== GIVEN REQUEST ==
Put the lines below into a Markdown table with the columns "n" for the row number and "Line" for the text, leaving out blank lines and any pictures.

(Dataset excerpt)
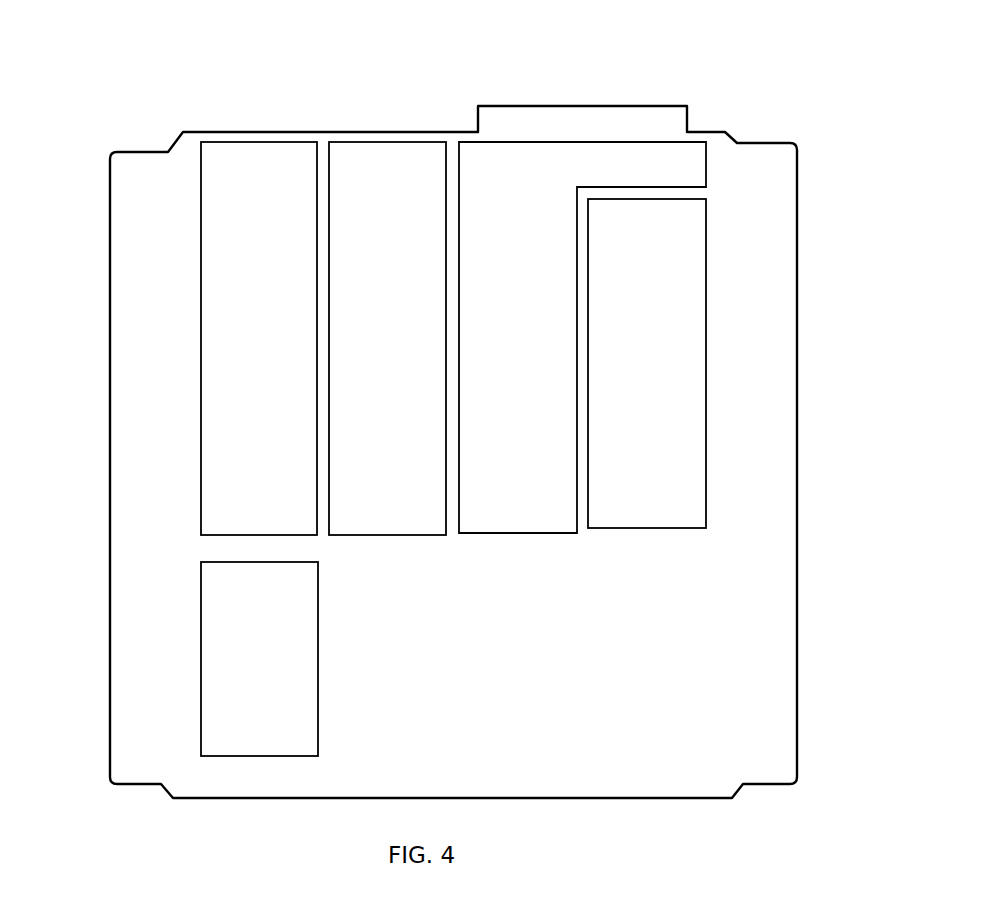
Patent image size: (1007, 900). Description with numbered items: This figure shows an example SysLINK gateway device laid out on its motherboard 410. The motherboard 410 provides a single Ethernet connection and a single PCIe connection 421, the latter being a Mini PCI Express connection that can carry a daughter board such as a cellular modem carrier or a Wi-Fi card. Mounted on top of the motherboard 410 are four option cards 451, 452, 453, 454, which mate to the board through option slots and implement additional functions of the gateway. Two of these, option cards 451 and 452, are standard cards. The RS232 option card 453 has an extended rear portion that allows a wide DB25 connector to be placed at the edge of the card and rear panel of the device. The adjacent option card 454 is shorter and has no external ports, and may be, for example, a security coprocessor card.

The motherboard 410 is at (723, 165).
The PCIe connection 421 is at (245, 597).
The option card 451 is at (259, 158).
The option card 452 is at (382, 152).
The RS232 option card 453 is at (524, 188).
The option card 454 is at (692, 287).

== ANSWER TO THE TASK ==
| n | Line |
|---|---|
| 1 | Patent image size: (1007, 900). Description with numbered items: This figure shows an example SysLINK gateway device laid out on its motherboard 410. The motherboard 410 provides a single Ethernet connection and a single PCIe connection 421, the latter being a Mini PCI Express connection that can carry a daughter board such as a cellular modem carrier or a Wi-Fi card. Mounted on top of the motherboard 410 are four option cards 451, 452, 453, 454, which mate to the board through option slots and implement additional functions of the gateway. Two of these, option cards 451 and 452, are standard cards. The RS232 option card 453 has an extended rear portion that allows a wide DB25 connector to be placed at the edge of the card and rear panel of the device. The adjacent option card 454 is shorter and has no external ports, and may be, for example, a security coprocessor card. |
| 2 | The motherboard 410 is at (723, 165). |
| 3 | The PCIe connection 421 is at (245, 597). |
| 4 | The option card 451 is at (259, 158). |
| 5 | The option card 452 is at (382, 152). |
| 6 | The RS232 option card 453 is at (524, 188). |
| 7 | The option card 454 is at (692, 287). |